TASK DESCRIPTION: Which lines contain the word "higher"? Return each of them as written.

(Dataset excerpt)
########################################
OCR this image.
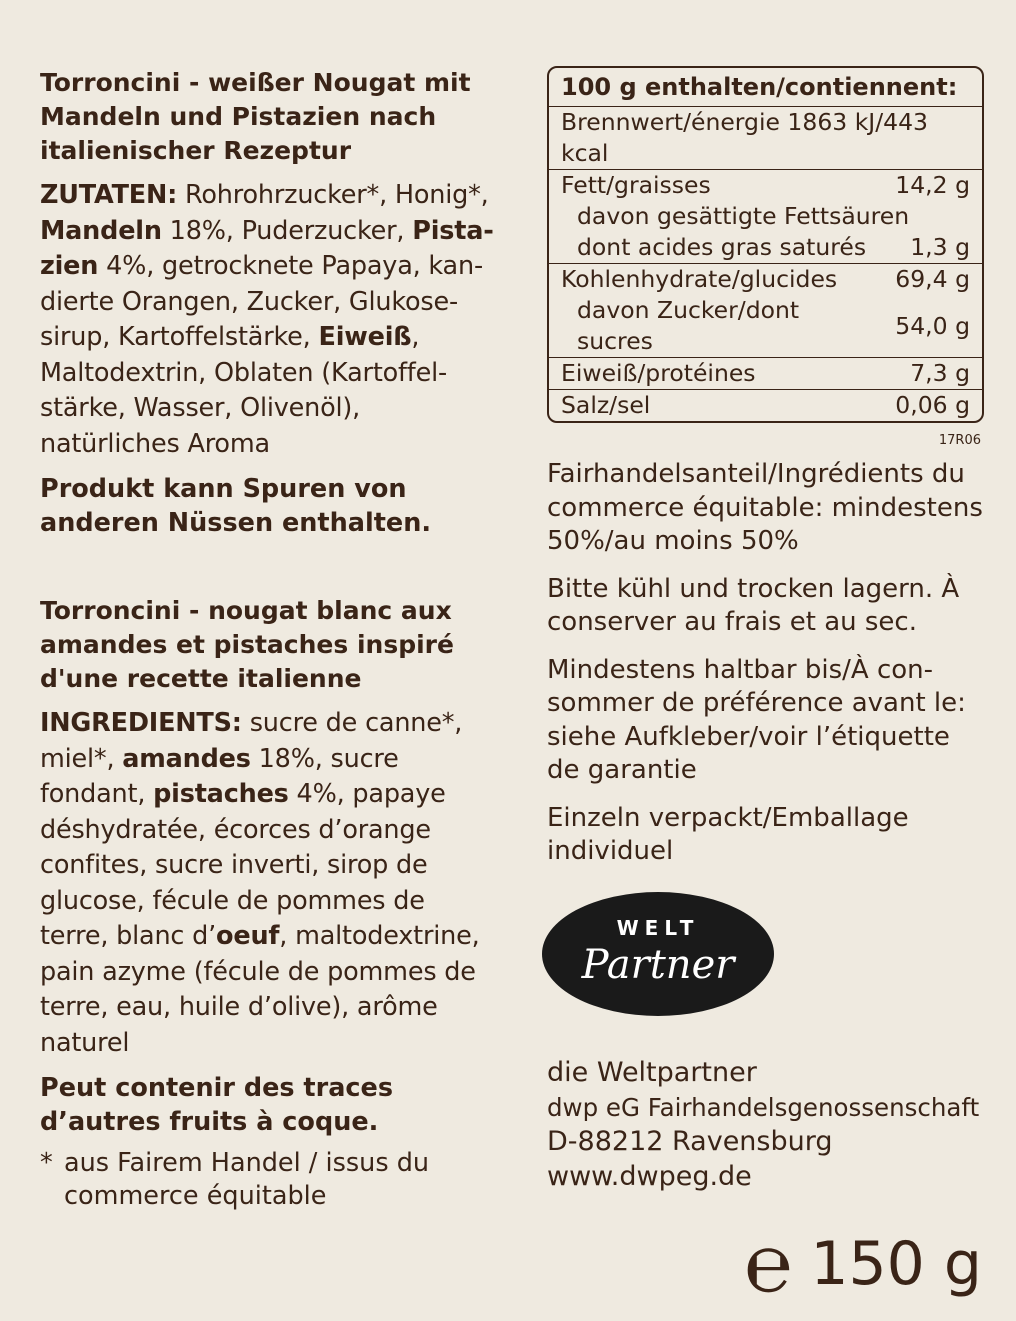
Torroncini - weißer Nougat mit Mandeln und Pistazien nach italienischer Rezeptur

ZUTATEN: Rohrohrzucker*, Honig*, Mandeln 18%, Puderzucker, Pista-zien 4%, getrocknete Papaya, kan-dierte Orangen, Zucker, Glukose-sirup, Kartoffelstärke, Eiweiß, Maltodextrin, Oblaten (Kartoffel-stärke, Wasser, Olivenöl), natürliches Aroma

Produkt kann Spuren von anderen Nüssen enthalten.

Torroncini - nougat blanc aux amandes et pistaches inspiré d'une recette italienne

INGREDIENTS: sucre de canne*, miel*, amandes 18%, sucre fondant, pistaches 4%, papaye déshydratée, écorces d’orange confites, sucre inverti, sirop de glucose, fécule de pommes de terre, blanc d’oeuf, maltodextrine, pain azyme (fécule de pommes de terre, eau, huile d’olive), arôme naturel

Peut contenir des traces d’autres fruits à coque.

* aus Fairem Handel / issus du commerce équitable
100 g enthalten/contiennent:	
Brennwert/énergie 1863 kJ/443 kcal	
Fett/graisses	14,2 g
davon gesättigte Fettsäuren	
dont acides gras saturés	1,3 g
Kohlenhydrate/glucides	69,4 g
davon Zucker/dont sucres	54,0 g
Eiweiß/protéines	7,3 g
Salz/sel	0,06 g
17R06

Fairhandelsanteil/Ingrédients du commerce équitable: mindestens 50%/au moins 50%

Bitte kühl und trocken lagern. À conserver au frais et au sec.

Mindestens haltbar bis/À con-sommer de préférence avant le: siehe Aufkleber/voir l’étiquette de garantie

Einzeln verpackt/Emballage individuel

WELT
Partner
die Weltpartner
dwp eG Fairhandelsgenossenschaft
D-88212 Ravensburg
www.dwpeg.de
℮ 150 g
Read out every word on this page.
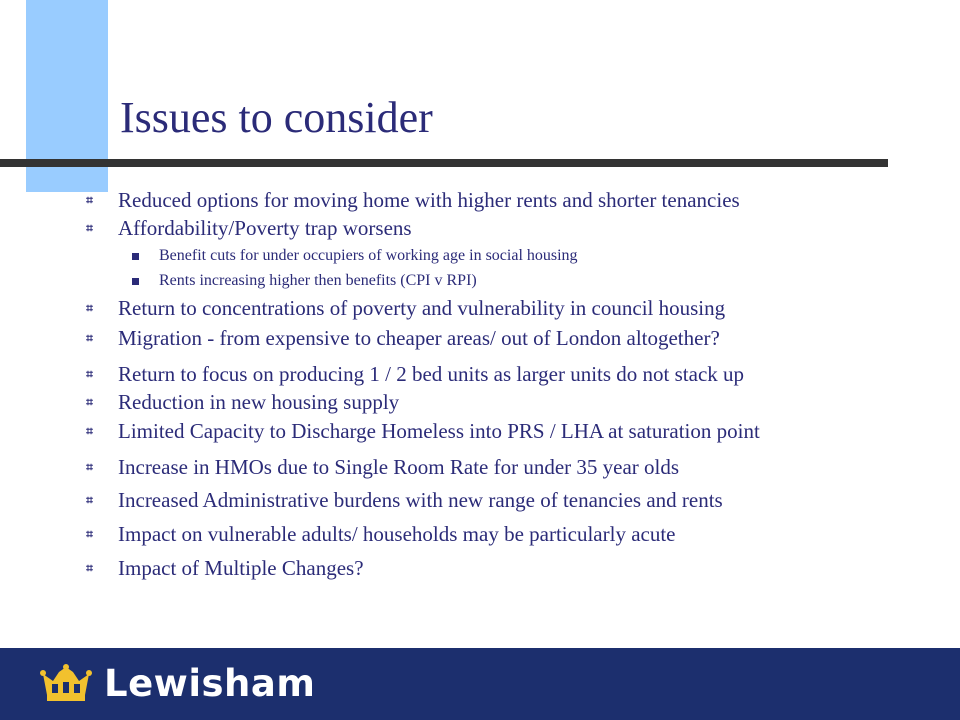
Issues to consider
⌗ Reduced options for moving home with higher rents and shorter tenancies
⌗ Affordability/Poverty trap worsens
Benefit cuts for under occupiers of working age in social housing
Rents increasing higher then benefits (CPI v RPI)
⌗ Return to concentrations of poverty and vulnerability in council housing
⌗ Migration - from expensive to cheaper areas/ out of London altogether?
⌗ Return to focus on producing 1 / 2 bed units as larger units do not stack up
⌗ Reduction in new housing supply
⌗ Limited Capacity to Discharge Homeless into PRS / LHA at saturation point
⌗ Increase in HMOs due to Single Room Rate for under 35 year olds
⌗ Increased Administrative burdens with new range of tenancies and rents
⌗ Impact on vulnerable adults/ households may be particularly acute
⌗ Impact of Multiple Changes?
Lewisham
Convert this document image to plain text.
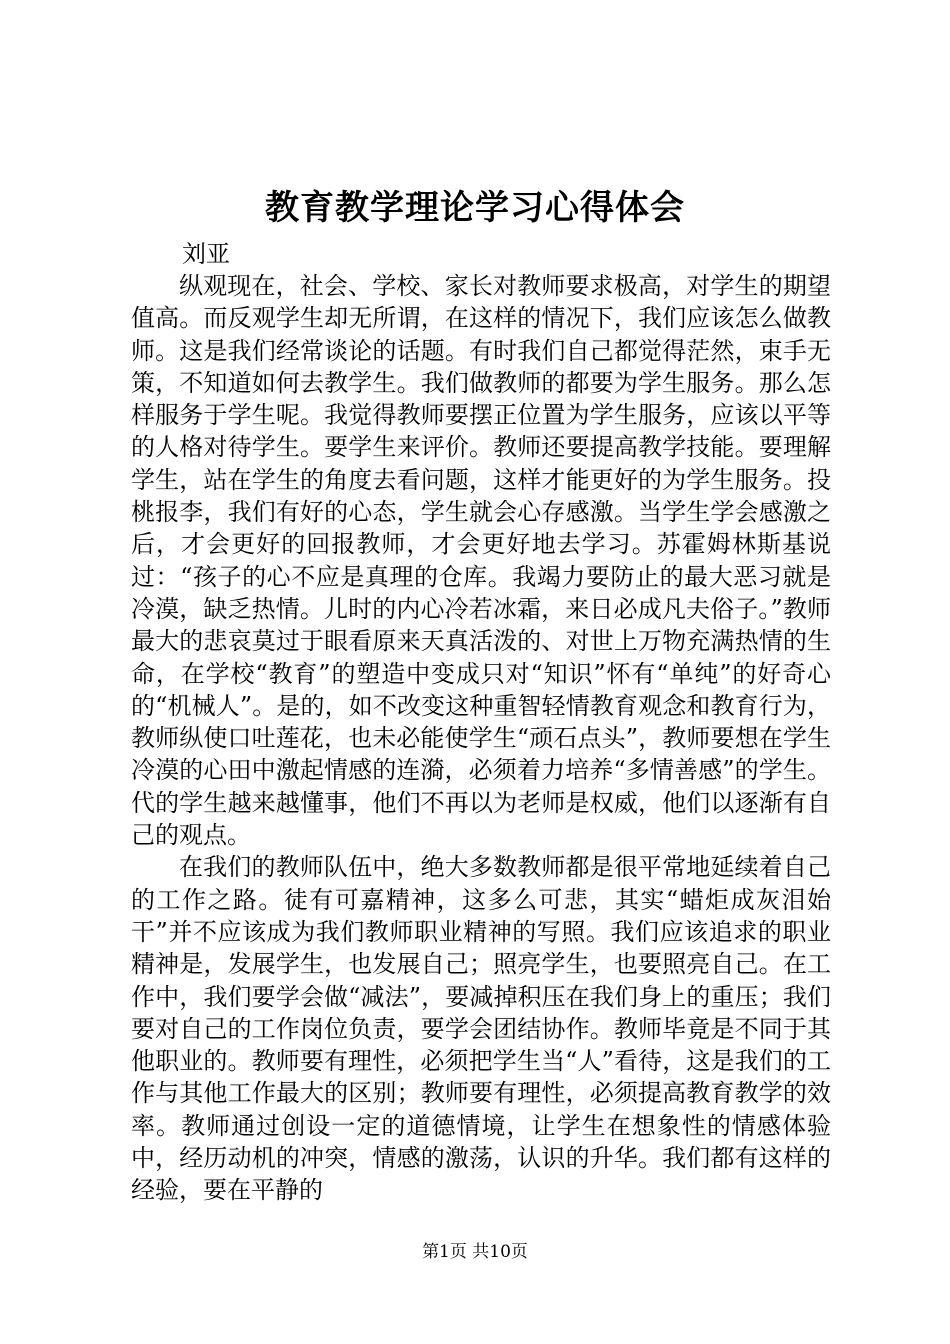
教育教学理论学习心得体会
刘亚

纵观现在，社会、学校、家长对教师要求极高，对学生的期望值高。而反观学生却无所谓，在这样的情况下，我们应该怎么做教师。这是我们经常谈论的话题。有时我们自己都觉得茫然，束手无策，不知道如何去教学生。我们做教师的都要为学生服务。那么怎样服务于学生呢。我觉得教师要摆正位置为学生服务，应该以平等的人格对待学生。要学生来评价。教师还要提高教学技能。要理解学生，站在学生的角度去看问题，这样才能更好的为学生服务。投桃报李，我们有好的心态，学生就会心存感激。当学生学会感激之后，才会更好的回报教师，才会更好地去学习。苏霍姆林斯基说过：“孩子的心不应是真理的仓库。我竭力要防止的最大恶习就是冷漠，缺乏热情。儿时的内心冷若冰霜，来日必成凡夫俗子。”教师最大的悲哀莫过于眼看原来天真活泼的、对世上万物充满热情的生命，在学校“教育”的塑造中变成只对“知识”怀有“单纯”的好奇心的“机械人”。是的，如不改变这种重智轻情教育观念和教育行为，教师纵使口吐莲花，也未必能使学生“顽石点头”，教师要想在学生冷漠的心田中激起情感的连漪，必须着力培养“多情善感”的学生。代的学生越来越懂事，他们不再以为老师是权威，他们以逐渐有自己的观点。

在我们的教师队伍中，绝大多数教师都是很平常地延续着自己的工作之路。徒有可嘉精神，这多么可悲，其实“蜡炬成灰泪始干”并不应该成为我们教师职业精神的写照。我们应该追求的职业精神是，发展学生，也发展自己；照亮学生，也要照亮自己。在工作中，我们要学会做“减法”，要减掉积压在我们身上的重压；我们要对自己的工作岗位负责，要学会团结协作。教师毕竟是不同于其他职业的。教师要有理性，必须把学生当“人”看待，这是我们的工作与其他工作最大的区别；教师要有理性，必须提高教育教学的效率。教师通过创设一定的道德情境，让学生在想象性的情感体验中，经历动机的冲突，情感的激荡，认识的升华。我们都有这样的经验，要在平静的

第1页 共10页
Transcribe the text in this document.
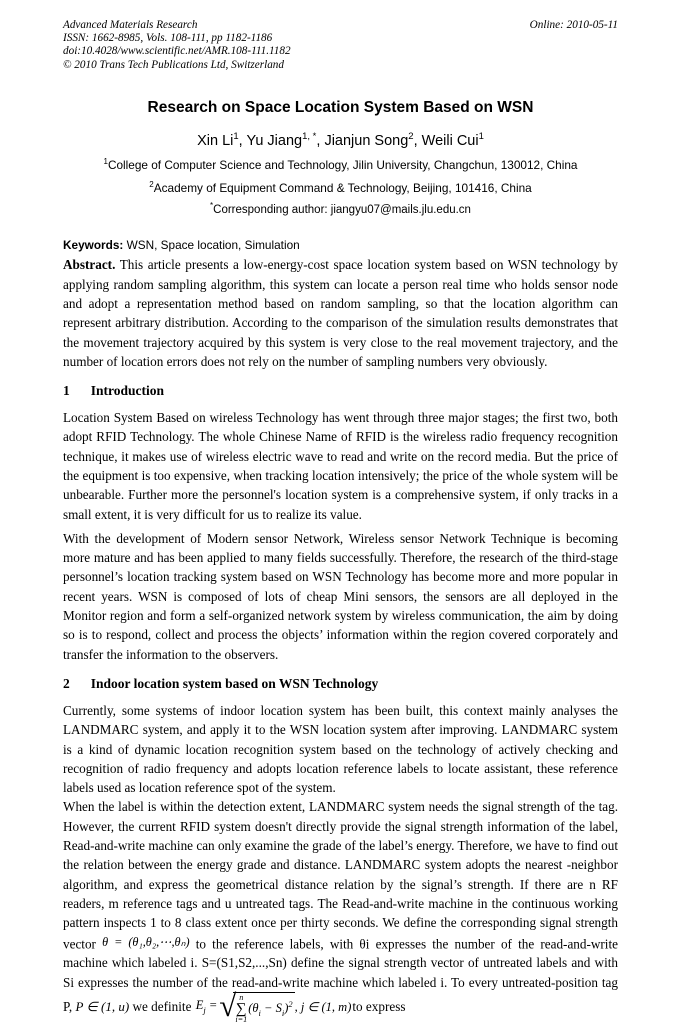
Advanced Materials Research
ISSN: 1662-8985, Vols. 108-111, pp 1182-1186
doi:10.4028/www.scientific.net/AMR.108-111.1182
© 2010 Trans Tech Publications Ltd, Switzerland
Online: 2010-05-11
Research on Space Location System Based on WSN
Xin Li$^1$, Yu Jiang$^{1, *}$, Jianjun Song$^2$, Weili Cui$^1$
$^1$College of Computer Science and Technology, Jilin University, Changchun, 130012, China
$^2$Academy of Equipment Command & Technology, Beijing, 101416, China
*Corresponding author: jiangyu07@mails.jlu.edu.cn

Keywords: WSN, Space location, Simulation

Abstract. This article presents a low-energy-cost space location system based on WSN technology by applying random sampling algorithm, this system can locate a person real time who holds sensor node and adopt a representation method based on random sampling, so that the location algorithm can represent arbitrary distribution. According to the comparison of the simulation results demonstrates that the movement trajectory acquired by this system is very close to the real movement trajectory, and the number of location errors does not rely on the number of sampling numbers very obviously.

1 Introduction

Location System Based on wireless Technology has went through three major stages; the first two, both adopt RFID Technology. The whole Chinese Name of RFID is the wireless radio frequency recognition technique, it makes use of wireless electric wave to read and write on the record media. But the price of the equipment is too expensive, when tracking location intensively; the price of the whole system will be unbearable. Further more the personnel's location system is a comprehensive system, if only tracks in a small extent, it is very difficult for us to realize its value.

With the development of Modern sensor Network, Wireless sensor Network Technique is becoming more mature and has been applied to many fields successfully. Therefore, the research of the third-stage personnel’s location tracking system based on WSN Technology has become more and more popular in recent years. WSN is composed of lots of cheap Mini sensors, the sensors are all deployed in the Monitor region and form a self-organized network system by wireless communication, the aim by doing so is to respond, collect and process the objects’ information within the region covered corporately and transfer the information to the observers.

2 Indoor location system based on WSN Technology

Currently, some systems of indoor location system has been built, this context mainly analyses the LANDMARC system, and apply it to the WSN location system after improving. LANDMARC system is a kind of dynamic location recognition system based on the technology of actively checking and recognition of radio frequency and adopts location reference labels to locate assistant, these reference labels used as location reference spot of the system.

When the label is within the detection extent, LANDMARC system needs the signal strength of the tag. However, the current RFID system doesn't directly provide the signal strength information of the label, Read-and-write machine can only examine the grade of the label’s energy. Therefore, we have to find out the relation between the energy grade and distance. LANDMARC system adopts the nearest -neighbor algorithm, and express the geometrical distance relation by the signal’s strength. If there are n RF readers, m reference tags and u untreated tags. The Read-and-write machine in the continuous working pattern inspects 1 to 8 class extent once per thirty seconds. We define the corresponding signal strength vector θ = (θ₁,θ₂,⋯,θₙ) to the reference labels, with θi expresses the number of the read-and-write machine which labeled i. S=(S1,S2,...,Sn) define the signal strength vector of untreated labels and with Si expresses the number of the read-and-write machine which labeled i. To every untreated-position tag P, P ∈ (1, u) we definite $E_j$ = √ n
∑
i=1
$(\theta_i - S_i)^2$ , j ∈ (1, m) to express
########################################
RESPONSE TO THIS TASK:
⌗ Reduced options for moving home with higher rents and shorter tenancies
Rents increasing higher then benefits (CPI v RPI)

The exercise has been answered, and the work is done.